* DATA SUPPLIED:

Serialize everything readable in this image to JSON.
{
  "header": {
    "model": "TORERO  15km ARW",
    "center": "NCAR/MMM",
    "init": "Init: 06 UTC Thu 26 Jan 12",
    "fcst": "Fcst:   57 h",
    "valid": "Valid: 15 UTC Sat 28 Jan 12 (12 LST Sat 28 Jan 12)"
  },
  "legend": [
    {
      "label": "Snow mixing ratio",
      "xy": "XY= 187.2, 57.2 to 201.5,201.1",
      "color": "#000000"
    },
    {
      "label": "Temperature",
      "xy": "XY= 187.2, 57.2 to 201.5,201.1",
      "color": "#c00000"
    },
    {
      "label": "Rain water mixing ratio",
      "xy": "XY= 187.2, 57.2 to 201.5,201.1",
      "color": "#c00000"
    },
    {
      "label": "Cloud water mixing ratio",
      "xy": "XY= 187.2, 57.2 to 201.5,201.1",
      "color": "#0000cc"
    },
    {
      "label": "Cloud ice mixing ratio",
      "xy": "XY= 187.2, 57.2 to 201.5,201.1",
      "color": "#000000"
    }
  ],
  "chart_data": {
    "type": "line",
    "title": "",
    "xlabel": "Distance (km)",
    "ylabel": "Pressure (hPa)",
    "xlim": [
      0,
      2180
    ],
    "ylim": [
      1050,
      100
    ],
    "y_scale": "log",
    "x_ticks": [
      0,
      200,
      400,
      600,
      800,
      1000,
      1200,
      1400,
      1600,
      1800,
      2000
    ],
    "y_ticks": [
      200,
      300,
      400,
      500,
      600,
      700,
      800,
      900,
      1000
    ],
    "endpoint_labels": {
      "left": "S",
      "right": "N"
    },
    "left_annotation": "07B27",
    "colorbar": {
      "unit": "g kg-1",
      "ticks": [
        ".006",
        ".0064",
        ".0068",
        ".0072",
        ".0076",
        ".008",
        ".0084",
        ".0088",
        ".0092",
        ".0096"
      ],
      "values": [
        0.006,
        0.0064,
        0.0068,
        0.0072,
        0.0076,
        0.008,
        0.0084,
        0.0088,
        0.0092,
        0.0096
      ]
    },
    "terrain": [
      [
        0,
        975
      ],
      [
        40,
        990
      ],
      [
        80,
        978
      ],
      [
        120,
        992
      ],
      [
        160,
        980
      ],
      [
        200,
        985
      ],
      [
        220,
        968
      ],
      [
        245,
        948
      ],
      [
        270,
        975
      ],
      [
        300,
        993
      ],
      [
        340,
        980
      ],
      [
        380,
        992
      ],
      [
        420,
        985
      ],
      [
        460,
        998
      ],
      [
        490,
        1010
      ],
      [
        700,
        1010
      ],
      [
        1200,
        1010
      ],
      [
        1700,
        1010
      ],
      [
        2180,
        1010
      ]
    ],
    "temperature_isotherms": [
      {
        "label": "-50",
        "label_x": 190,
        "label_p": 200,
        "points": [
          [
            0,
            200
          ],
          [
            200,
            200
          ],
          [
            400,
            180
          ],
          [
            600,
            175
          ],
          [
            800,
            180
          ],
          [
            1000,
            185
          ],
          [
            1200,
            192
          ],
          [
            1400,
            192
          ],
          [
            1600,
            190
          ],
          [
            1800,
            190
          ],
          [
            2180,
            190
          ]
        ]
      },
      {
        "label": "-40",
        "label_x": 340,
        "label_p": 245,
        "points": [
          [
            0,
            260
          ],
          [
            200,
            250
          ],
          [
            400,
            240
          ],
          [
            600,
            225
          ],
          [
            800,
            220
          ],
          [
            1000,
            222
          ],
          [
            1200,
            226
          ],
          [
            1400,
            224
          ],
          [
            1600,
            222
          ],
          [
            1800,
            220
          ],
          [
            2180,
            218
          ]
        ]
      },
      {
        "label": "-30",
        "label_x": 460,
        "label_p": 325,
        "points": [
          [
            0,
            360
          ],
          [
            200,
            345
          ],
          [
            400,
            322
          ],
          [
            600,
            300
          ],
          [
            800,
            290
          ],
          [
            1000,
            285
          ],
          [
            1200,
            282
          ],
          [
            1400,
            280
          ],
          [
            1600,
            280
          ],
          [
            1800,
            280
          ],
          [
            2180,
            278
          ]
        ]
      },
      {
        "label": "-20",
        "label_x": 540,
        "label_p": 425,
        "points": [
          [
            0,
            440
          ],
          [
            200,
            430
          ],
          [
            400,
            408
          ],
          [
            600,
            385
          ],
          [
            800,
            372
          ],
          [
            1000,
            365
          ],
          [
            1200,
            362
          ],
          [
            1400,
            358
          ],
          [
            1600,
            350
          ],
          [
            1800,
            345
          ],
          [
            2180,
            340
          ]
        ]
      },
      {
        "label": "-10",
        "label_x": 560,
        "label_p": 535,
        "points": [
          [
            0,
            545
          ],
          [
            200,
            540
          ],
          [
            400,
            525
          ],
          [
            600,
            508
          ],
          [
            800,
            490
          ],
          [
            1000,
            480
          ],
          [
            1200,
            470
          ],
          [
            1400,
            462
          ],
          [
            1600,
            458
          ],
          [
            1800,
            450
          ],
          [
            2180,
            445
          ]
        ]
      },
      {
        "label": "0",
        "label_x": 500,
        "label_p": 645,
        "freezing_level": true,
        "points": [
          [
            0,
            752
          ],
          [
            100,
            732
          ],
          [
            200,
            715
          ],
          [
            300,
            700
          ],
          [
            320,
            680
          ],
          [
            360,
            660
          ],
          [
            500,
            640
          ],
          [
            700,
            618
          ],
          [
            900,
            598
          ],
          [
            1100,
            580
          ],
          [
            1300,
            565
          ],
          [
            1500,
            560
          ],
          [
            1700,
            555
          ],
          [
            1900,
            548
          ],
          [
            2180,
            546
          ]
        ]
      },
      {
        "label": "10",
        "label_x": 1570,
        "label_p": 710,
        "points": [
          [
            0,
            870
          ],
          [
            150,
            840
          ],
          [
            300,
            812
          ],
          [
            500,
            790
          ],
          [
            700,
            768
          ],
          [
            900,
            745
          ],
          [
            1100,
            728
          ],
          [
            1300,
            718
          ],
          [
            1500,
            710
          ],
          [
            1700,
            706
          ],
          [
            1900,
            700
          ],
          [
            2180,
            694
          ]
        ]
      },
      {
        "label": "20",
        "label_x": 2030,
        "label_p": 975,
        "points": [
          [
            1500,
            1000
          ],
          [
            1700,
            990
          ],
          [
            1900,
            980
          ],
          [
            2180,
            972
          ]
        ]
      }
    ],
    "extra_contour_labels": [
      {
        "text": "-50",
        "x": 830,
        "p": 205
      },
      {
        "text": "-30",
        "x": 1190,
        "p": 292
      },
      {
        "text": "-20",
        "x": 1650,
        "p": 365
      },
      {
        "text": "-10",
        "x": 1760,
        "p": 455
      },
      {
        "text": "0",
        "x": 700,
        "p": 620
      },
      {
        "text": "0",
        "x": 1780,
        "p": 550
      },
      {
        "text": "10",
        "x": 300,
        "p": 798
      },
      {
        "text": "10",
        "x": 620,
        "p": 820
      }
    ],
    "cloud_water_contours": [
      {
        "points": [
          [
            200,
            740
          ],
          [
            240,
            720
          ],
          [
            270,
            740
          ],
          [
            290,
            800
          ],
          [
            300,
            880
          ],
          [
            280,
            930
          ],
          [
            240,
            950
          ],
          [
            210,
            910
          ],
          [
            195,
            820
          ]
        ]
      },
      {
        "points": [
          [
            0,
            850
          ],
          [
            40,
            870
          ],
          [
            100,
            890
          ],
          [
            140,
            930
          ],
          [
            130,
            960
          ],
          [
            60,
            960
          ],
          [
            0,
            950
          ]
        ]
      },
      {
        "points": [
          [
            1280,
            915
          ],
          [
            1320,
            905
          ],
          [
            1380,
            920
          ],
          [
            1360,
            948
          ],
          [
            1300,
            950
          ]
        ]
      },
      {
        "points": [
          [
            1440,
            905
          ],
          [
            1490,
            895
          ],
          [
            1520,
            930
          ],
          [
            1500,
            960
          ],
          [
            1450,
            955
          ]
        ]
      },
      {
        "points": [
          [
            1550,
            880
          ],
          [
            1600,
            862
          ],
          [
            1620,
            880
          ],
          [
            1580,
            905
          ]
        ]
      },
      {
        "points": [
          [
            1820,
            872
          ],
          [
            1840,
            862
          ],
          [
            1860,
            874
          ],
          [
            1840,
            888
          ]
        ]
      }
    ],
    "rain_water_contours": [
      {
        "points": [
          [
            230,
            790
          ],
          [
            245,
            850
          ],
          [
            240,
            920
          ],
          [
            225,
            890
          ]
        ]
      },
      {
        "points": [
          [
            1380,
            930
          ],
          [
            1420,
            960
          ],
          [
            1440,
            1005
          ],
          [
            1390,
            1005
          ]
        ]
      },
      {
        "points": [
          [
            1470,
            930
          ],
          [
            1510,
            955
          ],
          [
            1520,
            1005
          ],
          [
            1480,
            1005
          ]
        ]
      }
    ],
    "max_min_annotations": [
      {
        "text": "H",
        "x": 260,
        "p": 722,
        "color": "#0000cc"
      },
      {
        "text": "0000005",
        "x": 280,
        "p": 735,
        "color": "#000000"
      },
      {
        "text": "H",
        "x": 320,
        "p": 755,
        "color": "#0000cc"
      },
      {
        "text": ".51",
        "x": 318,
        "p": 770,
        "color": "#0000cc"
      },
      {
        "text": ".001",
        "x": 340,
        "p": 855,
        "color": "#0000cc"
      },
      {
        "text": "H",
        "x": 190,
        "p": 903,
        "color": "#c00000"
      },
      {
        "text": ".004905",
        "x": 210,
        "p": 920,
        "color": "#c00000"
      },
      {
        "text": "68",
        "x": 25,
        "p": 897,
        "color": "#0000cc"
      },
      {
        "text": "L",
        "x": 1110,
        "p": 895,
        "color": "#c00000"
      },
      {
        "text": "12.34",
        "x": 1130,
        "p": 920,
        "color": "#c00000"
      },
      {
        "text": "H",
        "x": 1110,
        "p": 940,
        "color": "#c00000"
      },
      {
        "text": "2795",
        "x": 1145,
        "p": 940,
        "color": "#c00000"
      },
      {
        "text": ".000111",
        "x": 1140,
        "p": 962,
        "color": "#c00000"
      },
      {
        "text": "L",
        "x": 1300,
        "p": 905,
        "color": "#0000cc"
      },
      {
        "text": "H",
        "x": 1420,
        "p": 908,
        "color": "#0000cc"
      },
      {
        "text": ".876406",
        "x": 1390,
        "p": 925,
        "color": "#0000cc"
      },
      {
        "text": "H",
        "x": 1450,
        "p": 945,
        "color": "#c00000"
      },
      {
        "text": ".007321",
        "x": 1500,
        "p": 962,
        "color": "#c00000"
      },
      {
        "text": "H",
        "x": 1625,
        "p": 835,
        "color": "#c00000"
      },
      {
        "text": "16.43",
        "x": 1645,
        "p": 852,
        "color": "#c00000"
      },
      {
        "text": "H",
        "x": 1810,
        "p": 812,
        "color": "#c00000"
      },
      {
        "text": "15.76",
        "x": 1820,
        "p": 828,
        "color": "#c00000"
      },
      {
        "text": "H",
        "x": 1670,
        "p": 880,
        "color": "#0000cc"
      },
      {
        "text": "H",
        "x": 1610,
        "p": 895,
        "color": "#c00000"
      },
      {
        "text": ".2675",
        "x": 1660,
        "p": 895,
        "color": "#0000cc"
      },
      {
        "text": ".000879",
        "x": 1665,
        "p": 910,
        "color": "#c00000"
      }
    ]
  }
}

* PROBLEM DESCRIPTION: Search the listing for the string "mixing". Copy each line where it turns up.

* THE COMPLETED TASK:
      "label": "Snow mixing ratio",
      "label": "Rain water mixing ratio",
      "label": "Cloud water mixing ratio",
      "label": "Cloud ice mixing ratio",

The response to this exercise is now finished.